Prompt. Find the lines that hold the word "MONTGOMERY" and return them.

Source material.
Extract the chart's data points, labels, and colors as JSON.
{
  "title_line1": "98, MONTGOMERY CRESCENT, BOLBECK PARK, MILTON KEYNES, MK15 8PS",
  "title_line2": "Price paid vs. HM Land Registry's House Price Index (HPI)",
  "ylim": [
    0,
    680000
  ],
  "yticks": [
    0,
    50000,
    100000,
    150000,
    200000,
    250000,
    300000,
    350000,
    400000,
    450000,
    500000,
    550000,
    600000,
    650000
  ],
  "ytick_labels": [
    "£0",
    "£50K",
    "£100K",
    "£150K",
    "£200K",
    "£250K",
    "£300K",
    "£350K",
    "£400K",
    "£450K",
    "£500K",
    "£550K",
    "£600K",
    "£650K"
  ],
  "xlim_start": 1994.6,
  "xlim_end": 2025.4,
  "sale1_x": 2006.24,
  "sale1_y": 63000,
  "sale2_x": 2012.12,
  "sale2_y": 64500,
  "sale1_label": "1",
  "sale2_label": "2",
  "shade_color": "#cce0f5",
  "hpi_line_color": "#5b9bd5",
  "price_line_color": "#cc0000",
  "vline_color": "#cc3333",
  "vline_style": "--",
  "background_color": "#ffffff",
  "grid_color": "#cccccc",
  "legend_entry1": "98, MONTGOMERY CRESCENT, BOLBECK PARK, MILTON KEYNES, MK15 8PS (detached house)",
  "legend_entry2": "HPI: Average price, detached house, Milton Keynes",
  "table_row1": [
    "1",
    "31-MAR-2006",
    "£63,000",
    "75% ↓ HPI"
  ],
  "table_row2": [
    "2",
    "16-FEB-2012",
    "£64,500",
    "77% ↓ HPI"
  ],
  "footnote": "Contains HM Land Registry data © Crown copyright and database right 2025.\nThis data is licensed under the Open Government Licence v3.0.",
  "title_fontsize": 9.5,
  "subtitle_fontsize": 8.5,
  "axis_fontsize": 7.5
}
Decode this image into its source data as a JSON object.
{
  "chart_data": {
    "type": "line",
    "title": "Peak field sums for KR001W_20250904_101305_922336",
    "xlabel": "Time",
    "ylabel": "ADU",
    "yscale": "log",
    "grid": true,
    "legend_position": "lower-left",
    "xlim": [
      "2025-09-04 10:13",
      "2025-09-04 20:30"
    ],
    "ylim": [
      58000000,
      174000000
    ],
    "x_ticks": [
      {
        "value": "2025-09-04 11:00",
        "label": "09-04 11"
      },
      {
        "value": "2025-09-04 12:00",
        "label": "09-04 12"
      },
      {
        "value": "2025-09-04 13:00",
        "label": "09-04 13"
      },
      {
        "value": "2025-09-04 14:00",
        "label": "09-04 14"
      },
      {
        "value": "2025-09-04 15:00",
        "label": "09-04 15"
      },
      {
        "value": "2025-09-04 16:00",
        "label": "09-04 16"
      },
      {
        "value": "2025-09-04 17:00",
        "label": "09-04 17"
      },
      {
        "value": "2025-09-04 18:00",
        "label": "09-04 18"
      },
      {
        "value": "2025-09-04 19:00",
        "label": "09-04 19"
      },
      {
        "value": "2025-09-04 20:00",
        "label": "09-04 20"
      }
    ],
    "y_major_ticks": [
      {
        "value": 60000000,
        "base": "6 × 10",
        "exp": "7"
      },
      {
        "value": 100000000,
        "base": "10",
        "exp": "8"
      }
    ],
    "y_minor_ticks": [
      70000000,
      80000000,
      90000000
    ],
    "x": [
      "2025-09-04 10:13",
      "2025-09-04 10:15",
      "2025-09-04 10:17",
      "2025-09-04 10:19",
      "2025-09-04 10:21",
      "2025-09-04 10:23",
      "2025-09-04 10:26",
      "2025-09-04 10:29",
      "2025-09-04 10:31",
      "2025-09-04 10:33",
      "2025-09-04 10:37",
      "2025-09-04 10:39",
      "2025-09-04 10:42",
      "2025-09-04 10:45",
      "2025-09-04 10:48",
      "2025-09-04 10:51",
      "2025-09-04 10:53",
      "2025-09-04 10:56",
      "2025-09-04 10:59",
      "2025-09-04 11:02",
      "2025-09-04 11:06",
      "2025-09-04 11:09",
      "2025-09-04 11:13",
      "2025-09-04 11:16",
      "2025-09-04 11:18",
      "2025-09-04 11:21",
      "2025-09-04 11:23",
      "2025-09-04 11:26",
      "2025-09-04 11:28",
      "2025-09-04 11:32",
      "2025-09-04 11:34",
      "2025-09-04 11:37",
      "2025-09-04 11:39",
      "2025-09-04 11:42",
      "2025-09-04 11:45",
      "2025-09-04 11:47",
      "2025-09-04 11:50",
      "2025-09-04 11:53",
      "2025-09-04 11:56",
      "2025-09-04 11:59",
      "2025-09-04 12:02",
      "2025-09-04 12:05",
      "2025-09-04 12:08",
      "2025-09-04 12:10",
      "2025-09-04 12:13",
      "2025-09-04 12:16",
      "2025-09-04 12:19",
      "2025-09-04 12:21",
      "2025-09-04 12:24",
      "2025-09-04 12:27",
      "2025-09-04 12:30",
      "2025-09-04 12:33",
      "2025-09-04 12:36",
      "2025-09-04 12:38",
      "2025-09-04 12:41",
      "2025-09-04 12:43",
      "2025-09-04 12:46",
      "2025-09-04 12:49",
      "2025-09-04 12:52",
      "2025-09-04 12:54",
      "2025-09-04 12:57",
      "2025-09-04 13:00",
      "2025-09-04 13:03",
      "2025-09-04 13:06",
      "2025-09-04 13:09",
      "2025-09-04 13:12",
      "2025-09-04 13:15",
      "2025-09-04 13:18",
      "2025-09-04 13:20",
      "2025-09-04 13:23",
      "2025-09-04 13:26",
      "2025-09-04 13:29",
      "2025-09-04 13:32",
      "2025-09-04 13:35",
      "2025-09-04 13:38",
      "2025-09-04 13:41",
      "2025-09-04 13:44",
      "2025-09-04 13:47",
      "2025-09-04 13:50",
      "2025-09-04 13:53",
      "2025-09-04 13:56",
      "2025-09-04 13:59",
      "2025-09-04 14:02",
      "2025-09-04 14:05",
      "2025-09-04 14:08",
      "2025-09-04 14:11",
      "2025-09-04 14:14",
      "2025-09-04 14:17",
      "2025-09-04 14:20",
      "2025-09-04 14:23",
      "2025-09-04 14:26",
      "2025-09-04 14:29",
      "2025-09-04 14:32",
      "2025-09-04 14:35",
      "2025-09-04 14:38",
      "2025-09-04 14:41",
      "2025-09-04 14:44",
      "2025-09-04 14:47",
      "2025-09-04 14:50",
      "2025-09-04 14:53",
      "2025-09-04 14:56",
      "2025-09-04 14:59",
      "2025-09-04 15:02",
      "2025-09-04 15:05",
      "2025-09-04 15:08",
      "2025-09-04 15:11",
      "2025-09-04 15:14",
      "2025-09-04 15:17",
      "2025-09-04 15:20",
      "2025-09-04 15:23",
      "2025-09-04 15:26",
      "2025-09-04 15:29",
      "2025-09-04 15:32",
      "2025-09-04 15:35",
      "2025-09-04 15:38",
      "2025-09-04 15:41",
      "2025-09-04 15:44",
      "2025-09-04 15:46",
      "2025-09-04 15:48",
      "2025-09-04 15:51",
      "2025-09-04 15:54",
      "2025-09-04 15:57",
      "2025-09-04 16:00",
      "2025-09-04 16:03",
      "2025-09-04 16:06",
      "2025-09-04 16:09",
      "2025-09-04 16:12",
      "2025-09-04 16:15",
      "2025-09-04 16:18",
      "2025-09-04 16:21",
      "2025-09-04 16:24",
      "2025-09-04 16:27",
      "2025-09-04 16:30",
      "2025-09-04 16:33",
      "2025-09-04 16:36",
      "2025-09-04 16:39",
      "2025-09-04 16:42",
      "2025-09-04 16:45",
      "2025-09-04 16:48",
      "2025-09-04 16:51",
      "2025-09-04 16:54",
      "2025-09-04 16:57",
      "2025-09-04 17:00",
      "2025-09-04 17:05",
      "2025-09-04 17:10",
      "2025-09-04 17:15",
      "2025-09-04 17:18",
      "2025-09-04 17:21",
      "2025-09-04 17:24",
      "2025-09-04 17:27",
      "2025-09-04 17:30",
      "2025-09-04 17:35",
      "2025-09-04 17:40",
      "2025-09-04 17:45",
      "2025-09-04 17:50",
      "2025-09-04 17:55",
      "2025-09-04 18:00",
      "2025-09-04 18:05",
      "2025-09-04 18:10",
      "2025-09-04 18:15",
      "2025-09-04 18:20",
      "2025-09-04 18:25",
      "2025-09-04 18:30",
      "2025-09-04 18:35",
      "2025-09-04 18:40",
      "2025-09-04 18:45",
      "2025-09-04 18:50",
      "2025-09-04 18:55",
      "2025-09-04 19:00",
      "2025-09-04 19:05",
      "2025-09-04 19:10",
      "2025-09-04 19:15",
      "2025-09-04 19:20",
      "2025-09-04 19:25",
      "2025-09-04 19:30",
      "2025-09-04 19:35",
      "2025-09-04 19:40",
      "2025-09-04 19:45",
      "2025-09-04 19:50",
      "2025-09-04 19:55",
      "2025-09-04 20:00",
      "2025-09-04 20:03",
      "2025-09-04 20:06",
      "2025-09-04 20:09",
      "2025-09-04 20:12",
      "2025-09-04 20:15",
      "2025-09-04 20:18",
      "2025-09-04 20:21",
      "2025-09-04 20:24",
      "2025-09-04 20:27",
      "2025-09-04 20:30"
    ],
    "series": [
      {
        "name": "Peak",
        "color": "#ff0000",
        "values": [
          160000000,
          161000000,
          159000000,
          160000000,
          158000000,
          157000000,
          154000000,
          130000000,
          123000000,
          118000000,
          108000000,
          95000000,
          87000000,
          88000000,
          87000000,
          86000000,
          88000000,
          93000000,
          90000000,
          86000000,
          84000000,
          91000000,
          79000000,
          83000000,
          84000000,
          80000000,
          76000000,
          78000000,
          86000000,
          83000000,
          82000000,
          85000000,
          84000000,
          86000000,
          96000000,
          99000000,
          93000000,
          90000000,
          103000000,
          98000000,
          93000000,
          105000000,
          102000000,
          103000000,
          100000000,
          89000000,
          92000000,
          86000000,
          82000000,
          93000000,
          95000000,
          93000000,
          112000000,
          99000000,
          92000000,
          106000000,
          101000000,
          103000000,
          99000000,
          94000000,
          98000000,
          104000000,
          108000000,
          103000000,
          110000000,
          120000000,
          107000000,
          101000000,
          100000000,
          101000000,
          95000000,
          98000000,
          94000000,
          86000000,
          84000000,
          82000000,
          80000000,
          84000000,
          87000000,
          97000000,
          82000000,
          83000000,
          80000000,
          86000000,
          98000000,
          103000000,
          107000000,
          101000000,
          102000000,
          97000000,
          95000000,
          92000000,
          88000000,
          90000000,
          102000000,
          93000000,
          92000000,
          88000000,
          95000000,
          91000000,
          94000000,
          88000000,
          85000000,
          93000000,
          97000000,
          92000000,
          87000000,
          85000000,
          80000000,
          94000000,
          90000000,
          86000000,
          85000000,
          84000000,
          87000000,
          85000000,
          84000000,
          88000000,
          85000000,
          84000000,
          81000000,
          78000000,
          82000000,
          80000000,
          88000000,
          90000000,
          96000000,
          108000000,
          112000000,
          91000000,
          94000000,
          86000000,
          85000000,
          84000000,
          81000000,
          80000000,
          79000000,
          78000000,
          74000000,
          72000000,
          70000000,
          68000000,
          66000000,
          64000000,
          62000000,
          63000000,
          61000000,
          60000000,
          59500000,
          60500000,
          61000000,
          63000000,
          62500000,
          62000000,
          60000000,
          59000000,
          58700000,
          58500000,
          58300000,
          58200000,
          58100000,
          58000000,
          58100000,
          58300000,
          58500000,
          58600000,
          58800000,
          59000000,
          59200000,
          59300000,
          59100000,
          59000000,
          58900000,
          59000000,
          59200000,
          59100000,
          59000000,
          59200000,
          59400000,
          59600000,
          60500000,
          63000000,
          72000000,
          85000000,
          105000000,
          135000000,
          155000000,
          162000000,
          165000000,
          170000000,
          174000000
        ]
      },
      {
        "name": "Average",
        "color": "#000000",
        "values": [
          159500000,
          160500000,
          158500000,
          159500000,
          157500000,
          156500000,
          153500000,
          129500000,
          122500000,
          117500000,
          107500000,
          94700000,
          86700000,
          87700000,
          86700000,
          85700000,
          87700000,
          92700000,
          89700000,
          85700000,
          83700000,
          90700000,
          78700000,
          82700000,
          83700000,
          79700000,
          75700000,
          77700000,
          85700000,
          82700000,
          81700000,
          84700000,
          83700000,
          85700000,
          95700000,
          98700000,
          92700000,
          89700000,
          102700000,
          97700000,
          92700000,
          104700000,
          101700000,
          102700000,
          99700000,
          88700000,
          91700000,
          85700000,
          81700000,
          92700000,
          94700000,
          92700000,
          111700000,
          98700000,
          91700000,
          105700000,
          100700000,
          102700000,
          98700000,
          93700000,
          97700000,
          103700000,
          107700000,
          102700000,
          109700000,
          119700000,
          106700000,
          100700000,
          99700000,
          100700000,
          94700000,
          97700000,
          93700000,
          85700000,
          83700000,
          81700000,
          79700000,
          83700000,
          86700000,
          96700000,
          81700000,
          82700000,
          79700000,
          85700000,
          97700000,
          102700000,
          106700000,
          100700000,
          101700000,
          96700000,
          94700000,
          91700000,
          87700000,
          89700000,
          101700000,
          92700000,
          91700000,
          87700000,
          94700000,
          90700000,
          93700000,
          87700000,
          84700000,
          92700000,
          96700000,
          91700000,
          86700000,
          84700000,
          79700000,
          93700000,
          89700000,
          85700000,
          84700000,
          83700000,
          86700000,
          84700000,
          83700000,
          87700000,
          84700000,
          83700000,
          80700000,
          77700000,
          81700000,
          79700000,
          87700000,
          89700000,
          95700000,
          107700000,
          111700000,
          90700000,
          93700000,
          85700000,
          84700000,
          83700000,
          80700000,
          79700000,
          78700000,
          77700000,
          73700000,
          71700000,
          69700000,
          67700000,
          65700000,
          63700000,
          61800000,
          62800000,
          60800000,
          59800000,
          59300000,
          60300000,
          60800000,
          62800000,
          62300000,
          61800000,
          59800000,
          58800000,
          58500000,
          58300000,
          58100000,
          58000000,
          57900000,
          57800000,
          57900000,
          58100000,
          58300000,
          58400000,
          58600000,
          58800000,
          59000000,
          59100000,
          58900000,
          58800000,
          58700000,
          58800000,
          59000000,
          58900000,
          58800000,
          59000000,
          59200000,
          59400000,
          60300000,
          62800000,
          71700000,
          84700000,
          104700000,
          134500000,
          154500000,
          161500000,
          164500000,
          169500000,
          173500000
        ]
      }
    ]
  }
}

The solution.
  "title_line1": "98, MONTGOMERY CRESCENT, BOLBECK PARK, MILTON KEYNES, MK15 8PS",
  "legend_entry1": "98, MONTGOMERY CRESCENT, BOLBECK PARK, MILTON KEYNES, MK15 8PS (detached house)",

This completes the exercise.